:: THE INPUT ::
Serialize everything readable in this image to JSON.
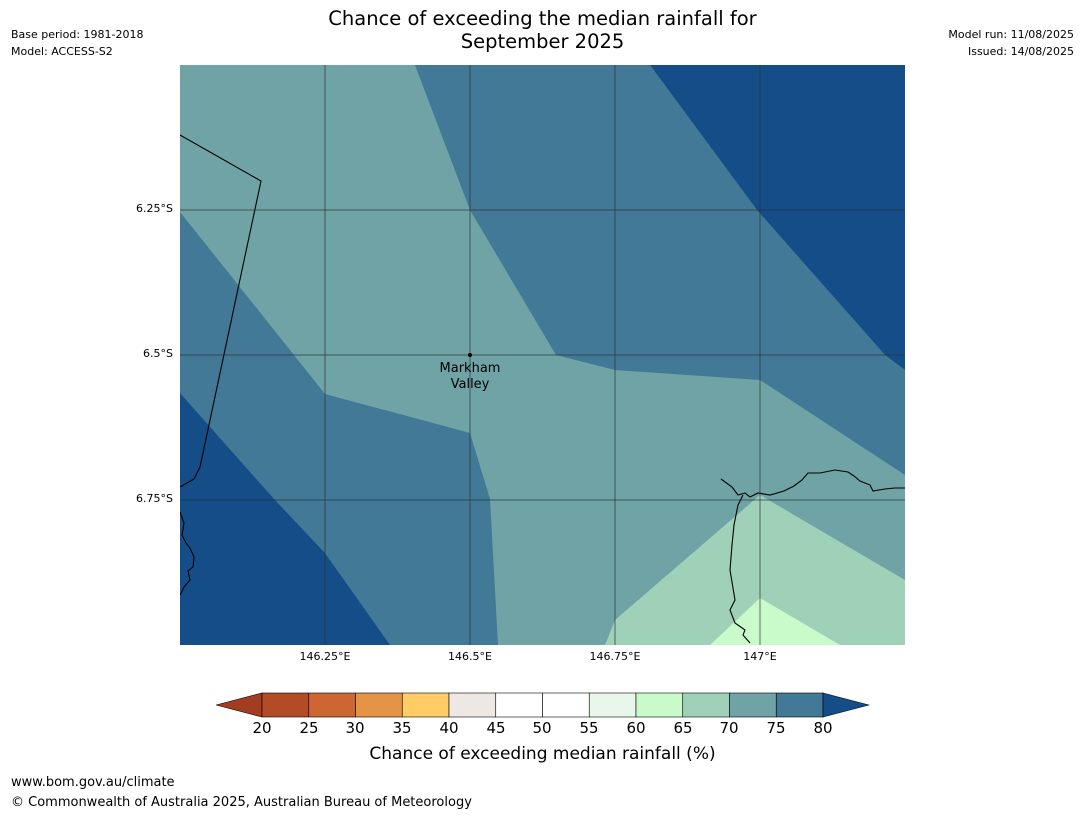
{
  "title": {
    "line1": "Chance of exceeding the median rainfall for",
    "line2": "September 2025"
  },
  "meta_left": {
    "base_period": "Base period: 1981-2018",
    "model": "Model: ACCESS-S2"
  },
  "meta_right": {
    "model_run": "Model run: 11/08/2025",
    "issued": "Issued: 14/08/2025"
  },
  "map": {
    "lon_ticks": [
      "146.25°E",
      "146.5°E",
      "146.75°E",
      "147°E"
    ],
    "lat_ticks": [
      "6.25°S",
      "6.5°S",
      "6.75°S"
    ],
    "lon_range": [
      146.0,
      147.25
    ],
    "lat_range": [
      -7.0,
      -6.0
    ],
    "place": {
      "name_line1": "Markham",
      "name_line2": "Valley",
      "lon": 146.5,
      "lat": -6.5
    },
    "zone_colors": {
      "65_70": "#9fd0b8",
      "70_75": "#6fa3a6",
      "75_80": "#417996",
      "gt_80": "#154d88",
      "60_65": "#c9fbca"
    }
  },
  "colorbar": {
    "title": "Chance of exceeding median rainfall (%)",
    "labels": [
      "20",
      "25",
      "30",
      "35",
      "40",
      "45",
      "50",
      "55",
      "60",
      "65",
      "70",
      "75",
      "80"
    ],
    "colors": [
      "#a33d21",
      "#b34b26",
      "#cd6632",
      "#e39446",
      "#ffcc66",
      "#ede8e4",
      "#ffffff",
      "#ffffff",
      "#e9f7eb",
      "#c9fbca",
      "#9fd0b8",
      "#6fa3a6",
      "#417996",
      "#154d88"
    ]
  },
  "footer": {
    "url": "www.bom.gov.au/climate",
    "copyright": "© Commonwealth of Australia 2025, Australian Bureau of Meteorology"
  }
}
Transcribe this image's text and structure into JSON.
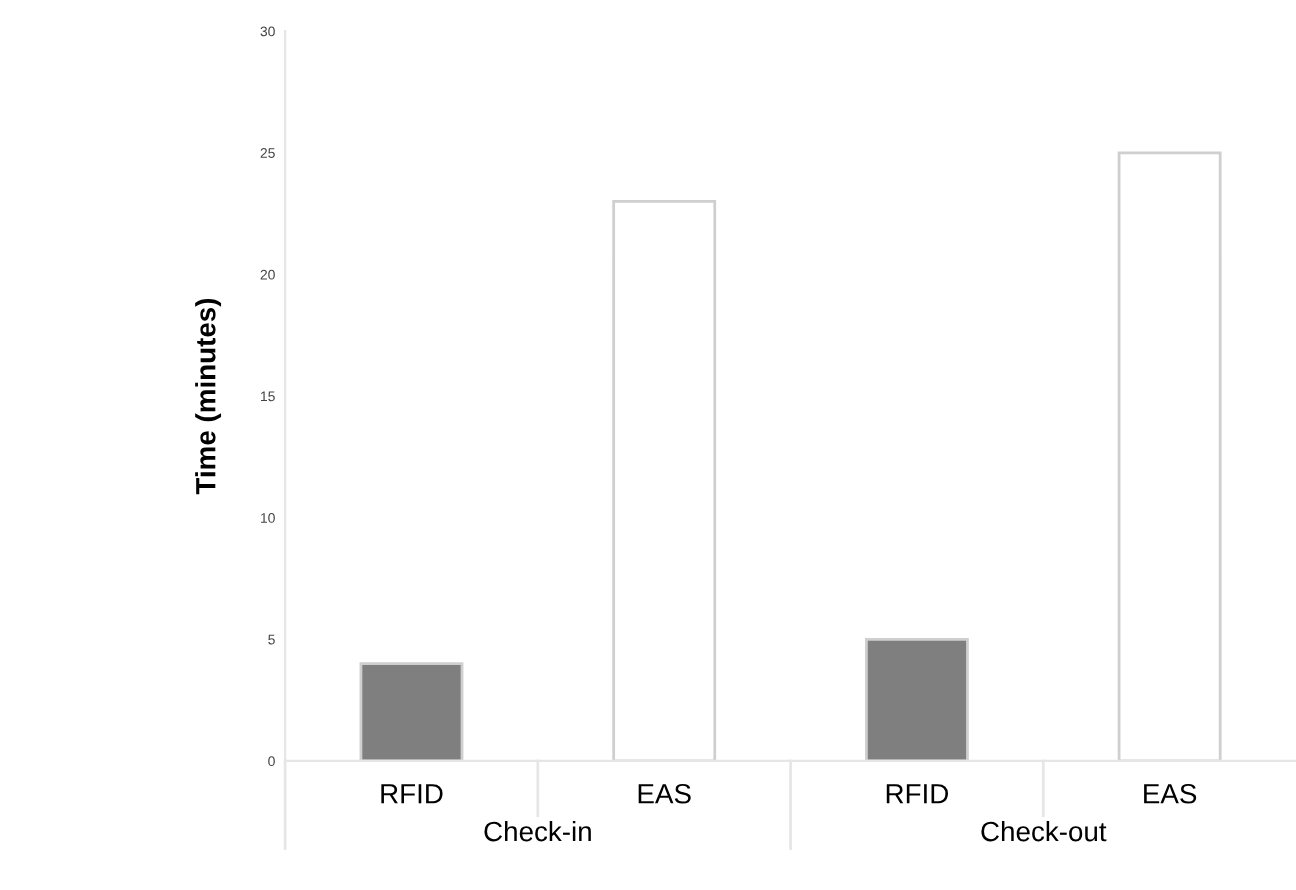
{
  "chart_data": {
    "type": "bar",
    "ylabel": "Time (minutes)",
    "categories": [
      "RFID",
      "EAS",
      "RFID",
      "EAS"
    ],
    "values": [
      4,
      23,
      5,
      25
    ],
    "colors": [
      "#7f7f7f",
      "#ffffff",
      "#7f7f7f",
      "#ffffff"
    ],
    "ylim": [
      0,
      30
    ],
    "yticks": [
      0,
      5,
      10,
      15,
      20,
      25,
      30
    ],
    "annotations": [
      "Check-in",
      "Check-out"
    ],
    "grid": false
  }
}
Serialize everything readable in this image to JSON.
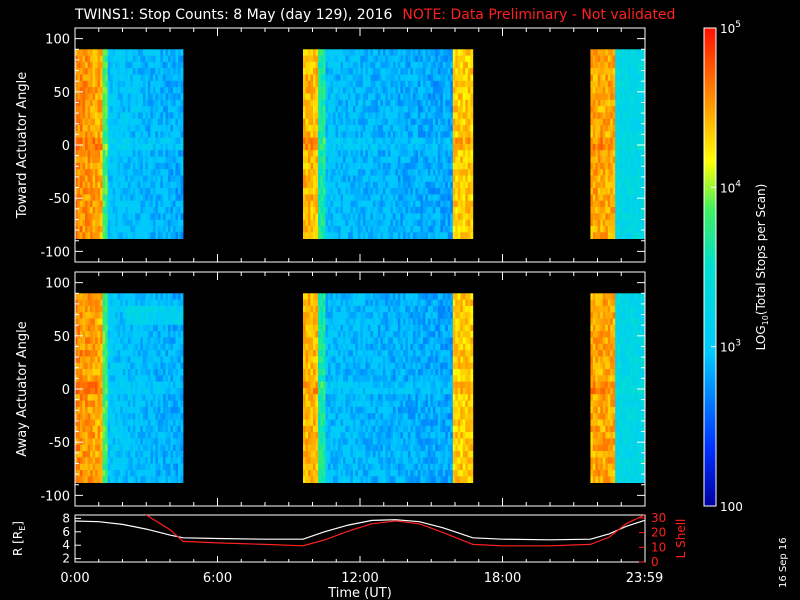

:: PROBLEM TO WORK ON ::
Could you repeat all of the material exactly? Pictures should not be copied.

:: RESULT OF THE TASK ::
Serialize everything readable in this image to JSON.
{
  "title": {
    "line1": "Chance of exceeding the median rainfall for",
    "line2": "September 2025"
  },
  "meta_left": {
    "base_period": "Base period: 1981-2018",
    "model": "Model: ACCESS-S2"
  },
  "meta_right": {
    "model_run": "Model run: 11/08/2025",
    "issued": "Issued: 14/08/2025"
  },
  "map": {
    "lon_ticks": [
      "146.25°E",
      "146.5°E",
      "146.75°E",
      "147°E"
    ],
    "lat_ticks": [
      "6.25°S",
      "6.5°S",
      "6.75°S"
    ],
    "lon_range": [
      146.0,
      147.25
    ],
    "lat_range": [
      -7.0,
      -6.0
    ],
    "place": {
      "name_line1": "Markham",
      "name_line2": "Valley",
      "lon": 146.5,
      "lat": -6.5
    },
    "zone_colors": {
      "65_70": "#9fd0b8",
      "70_75": "#6fa3a6",
      "75_80": "#417996",
      "gt_80": "#154d88",
      "60_65": "#c9fbca"
    }
  },
  "colorbar": {
    "title": "Chance of exceeding median rainfall (%)",
    "labels": [
      "20",
      "25",
      "30",
      "35",
      "40",
      "45",
      "50",
      "55",
      "60",
      "65",
      "70",
      "75",
      "80"
    ],
    "colors": [
      "#a33d21",
      "#b34b26",
      "#cd6632",
      "#e39446",
      "#ffcc66",
      "#ede8e4",
      "#ffffff",
      "#ffffff",
      "#e9f7eb",
      "#c9fbca",
      "#9fd0b8",
      "#6fa3a6",
      "#417996",
      "#154d88"
    ]
  },
  "footer": {
    "url": "www.bom.gov.au/climate",
    "copyright": "© Commonwealth of Australia 2025, Australian Bureau of Meteorology"
  }
}
Transcribe this image's text and structure into JSON.
{
  "chart_data": {
    "type": "bar",
    "ylabel": "Time (minutes)",
    "categories": [
      "RFID",
      "EAS",
      "RFID",
      "EAS"
    ],
    "values": [
      4,
      23,
      5,
      25
    ],
    "colors": [
      "#7f7f7f",
      "#ffffff",
      "#7f7f7f",
      "#ffffff"
    ],
    "ylim": [
      0,
      30
    ],
    "yticks": [
      0,
      5,
      10,
      15,
      20,
      25,
      30
    ],
    "annotations": [
      "Check-in",
      "Check-out"
    ],
    "grid": false
  }
}
Serialize everything readable in this image to JSON.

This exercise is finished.